■ **Problem to solve**: Determine how many lines below hold the string "Liitetaulukko". Reply with the number alone.

········

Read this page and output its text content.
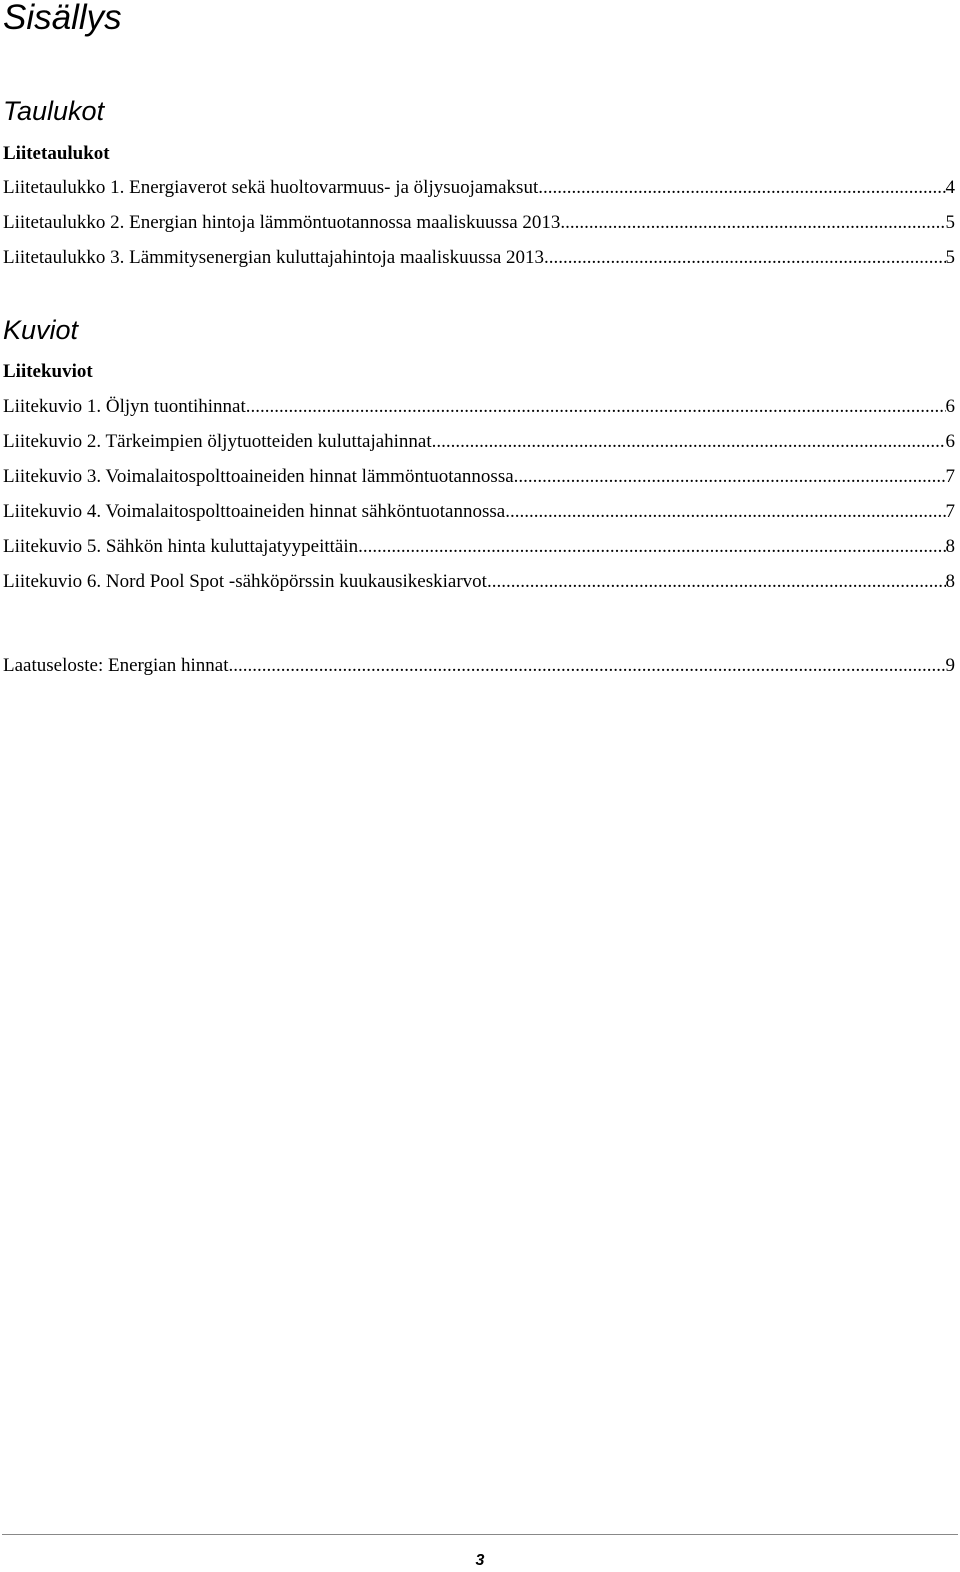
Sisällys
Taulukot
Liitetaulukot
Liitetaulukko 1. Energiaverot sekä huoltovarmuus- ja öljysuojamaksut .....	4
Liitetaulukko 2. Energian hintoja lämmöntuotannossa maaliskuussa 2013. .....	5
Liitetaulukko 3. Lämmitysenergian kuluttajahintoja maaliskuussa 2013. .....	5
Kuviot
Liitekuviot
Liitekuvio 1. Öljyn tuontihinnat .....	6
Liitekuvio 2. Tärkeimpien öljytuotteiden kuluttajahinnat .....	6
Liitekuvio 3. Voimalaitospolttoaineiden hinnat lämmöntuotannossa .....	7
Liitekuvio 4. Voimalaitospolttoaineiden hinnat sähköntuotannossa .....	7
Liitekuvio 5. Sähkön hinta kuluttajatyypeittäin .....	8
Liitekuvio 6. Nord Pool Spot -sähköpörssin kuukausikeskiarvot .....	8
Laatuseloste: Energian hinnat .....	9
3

········

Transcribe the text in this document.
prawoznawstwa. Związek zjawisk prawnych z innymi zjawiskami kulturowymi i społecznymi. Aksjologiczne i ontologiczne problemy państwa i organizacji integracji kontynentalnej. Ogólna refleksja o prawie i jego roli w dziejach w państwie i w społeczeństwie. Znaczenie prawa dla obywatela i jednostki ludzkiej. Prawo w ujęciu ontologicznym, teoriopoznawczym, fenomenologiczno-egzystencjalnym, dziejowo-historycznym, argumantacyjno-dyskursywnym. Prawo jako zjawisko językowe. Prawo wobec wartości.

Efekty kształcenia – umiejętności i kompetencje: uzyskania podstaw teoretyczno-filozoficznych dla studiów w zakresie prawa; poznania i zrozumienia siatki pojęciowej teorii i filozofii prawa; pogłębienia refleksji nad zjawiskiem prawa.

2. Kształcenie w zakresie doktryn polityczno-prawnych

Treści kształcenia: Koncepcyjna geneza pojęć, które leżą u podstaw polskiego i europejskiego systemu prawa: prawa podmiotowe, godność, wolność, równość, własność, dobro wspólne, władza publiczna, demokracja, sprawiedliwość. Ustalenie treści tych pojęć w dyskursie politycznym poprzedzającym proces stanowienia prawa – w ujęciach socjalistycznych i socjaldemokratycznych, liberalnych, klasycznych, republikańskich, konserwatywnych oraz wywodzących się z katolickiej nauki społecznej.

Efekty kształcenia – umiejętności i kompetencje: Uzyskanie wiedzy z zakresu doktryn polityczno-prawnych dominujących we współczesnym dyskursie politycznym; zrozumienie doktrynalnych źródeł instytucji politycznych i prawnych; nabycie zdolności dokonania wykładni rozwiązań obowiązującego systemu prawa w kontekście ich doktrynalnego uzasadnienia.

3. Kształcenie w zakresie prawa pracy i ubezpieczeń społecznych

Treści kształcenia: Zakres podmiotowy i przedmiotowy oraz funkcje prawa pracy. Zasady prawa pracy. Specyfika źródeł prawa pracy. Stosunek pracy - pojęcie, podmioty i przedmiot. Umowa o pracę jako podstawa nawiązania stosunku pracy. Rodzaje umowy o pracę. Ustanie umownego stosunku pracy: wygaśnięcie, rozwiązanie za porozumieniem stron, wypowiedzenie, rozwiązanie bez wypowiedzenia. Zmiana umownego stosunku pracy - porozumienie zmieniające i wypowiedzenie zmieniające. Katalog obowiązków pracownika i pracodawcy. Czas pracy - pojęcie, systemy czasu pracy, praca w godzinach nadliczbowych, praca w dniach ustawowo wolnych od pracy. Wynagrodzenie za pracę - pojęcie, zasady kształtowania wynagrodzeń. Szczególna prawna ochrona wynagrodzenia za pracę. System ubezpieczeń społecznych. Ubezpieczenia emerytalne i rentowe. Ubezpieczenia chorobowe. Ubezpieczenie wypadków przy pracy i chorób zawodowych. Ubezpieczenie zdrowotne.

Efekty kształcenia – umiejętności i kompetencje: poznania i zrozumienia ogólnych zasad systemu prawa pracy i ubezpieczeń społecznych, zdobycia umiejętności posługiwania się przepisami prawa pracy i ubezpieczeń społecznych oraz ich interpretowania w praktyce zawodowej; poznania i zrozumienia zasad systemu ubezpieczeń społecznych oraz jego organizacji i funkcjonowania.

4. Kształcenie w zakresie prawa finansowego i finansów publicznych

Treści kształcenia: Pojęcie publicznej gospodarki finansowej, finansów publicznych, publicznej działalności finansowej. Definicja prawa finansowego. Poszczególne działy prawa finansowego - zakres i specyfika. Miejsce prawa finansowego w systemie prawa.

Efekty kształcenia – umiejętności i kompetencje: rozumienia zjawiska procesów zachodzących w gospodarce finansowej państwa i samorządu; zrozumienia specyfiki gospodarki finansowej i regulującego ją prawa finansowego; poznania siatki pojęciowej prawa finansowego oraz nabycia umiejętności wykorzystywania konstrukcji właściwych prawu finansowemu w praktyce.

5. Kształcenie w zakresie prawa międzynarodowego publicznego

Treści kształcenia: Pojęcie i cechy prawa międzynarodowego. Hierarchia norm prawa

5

········

■ **Task output**: 3